▶ [Input data]
=-=-=

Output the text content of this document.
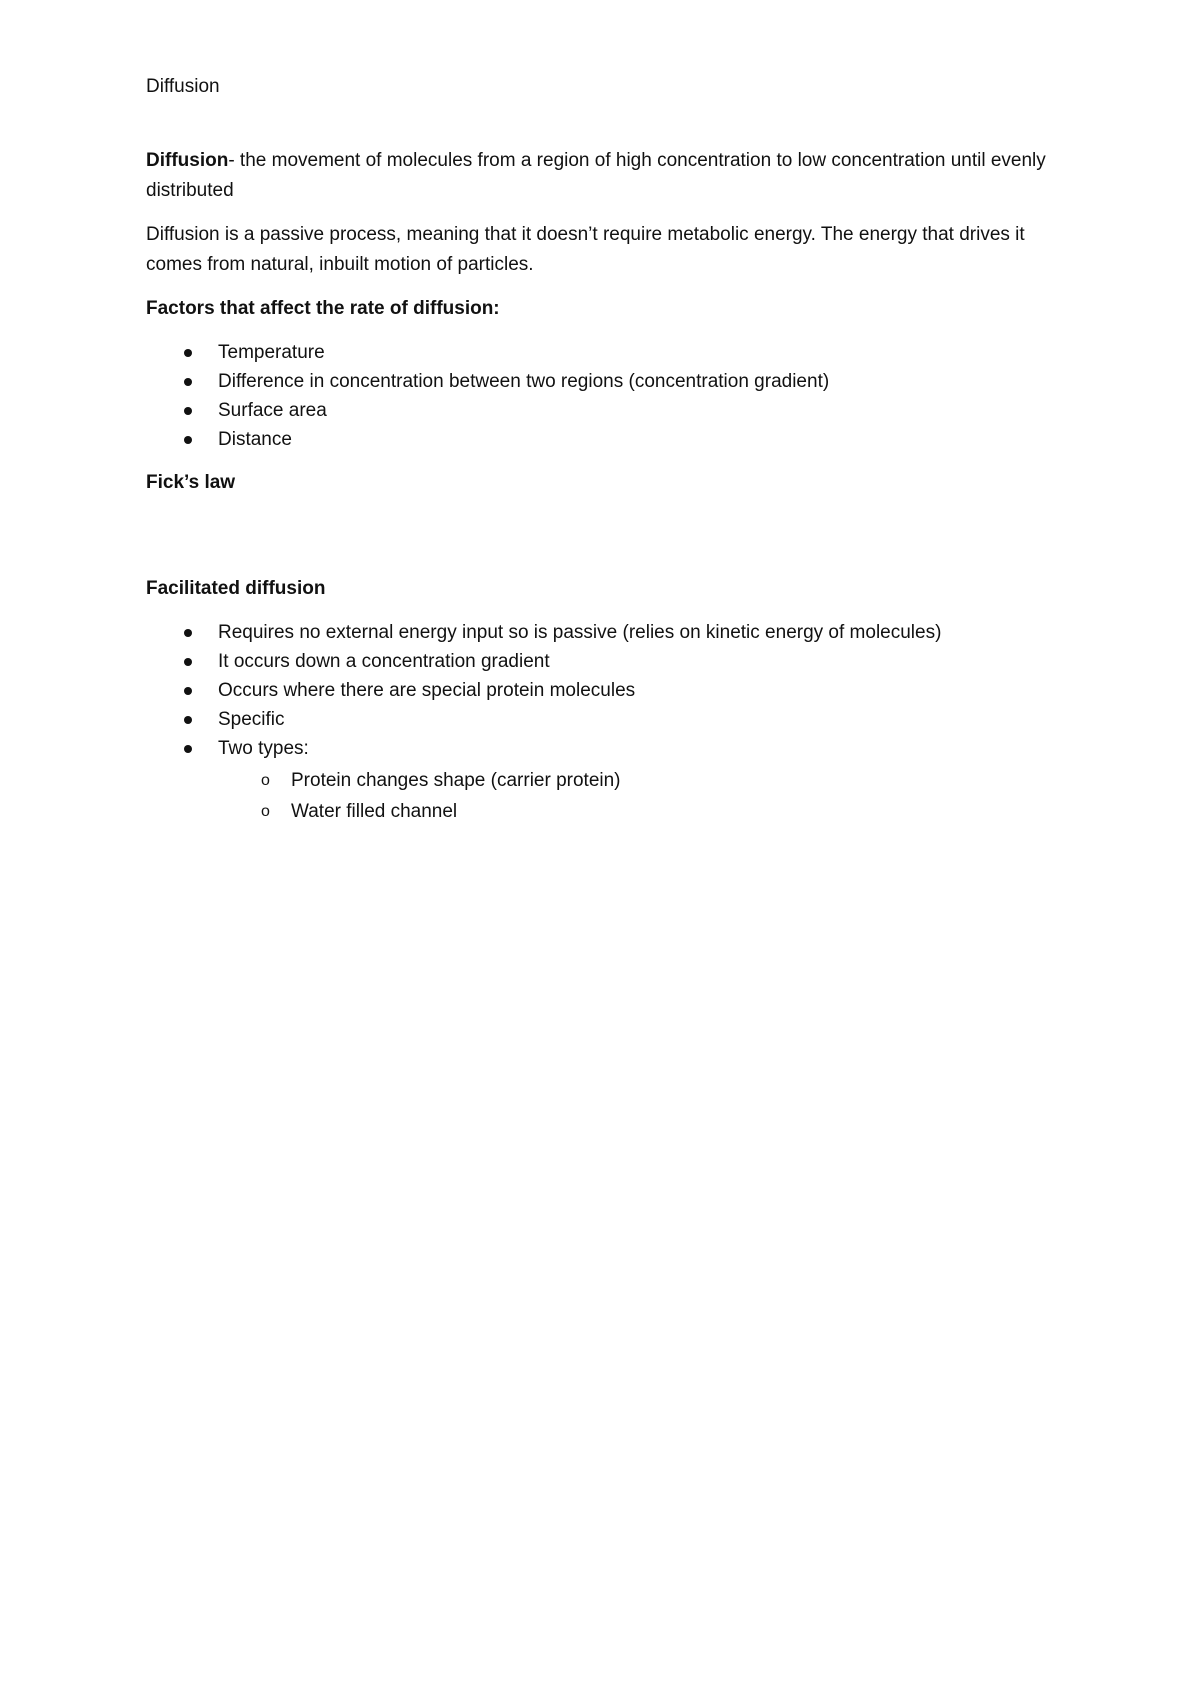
Diffusion

Diffusion- the movement of molecules from a region of high concentration to low concentration until evenly distributed

Diffusion is a passive process, meaning that it doesn’t require metabolic energy. The energy that drives it comes from natural, inbuilt motion of particles.

Factors that affect the rate of diffusion:

Temperature
Difference in concentration between two regions (concentration gradient)
Surface area
Distance

Fick’s law

Facilitated diffusion

Requires no external energy input so is passive (relies on kinetic energy of molecules)
It occurs down a concentration gradient
Occurs where there are special protein molecules
Specific
Two types:
o Protein changes shape (carrier protein)
o Water filled channel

=-=-=

▶ [How to complete this task] Note every line in the material with "passive" and copy it.

▶ [Solution to this task]
Diffusion is a passive process, meaning that it doesn’t require metabolic energy. The energy that drives it comes from natural, inbuilt motion of particles.
Requires no external energy input so is passive (relies on kinetic energy of molecules)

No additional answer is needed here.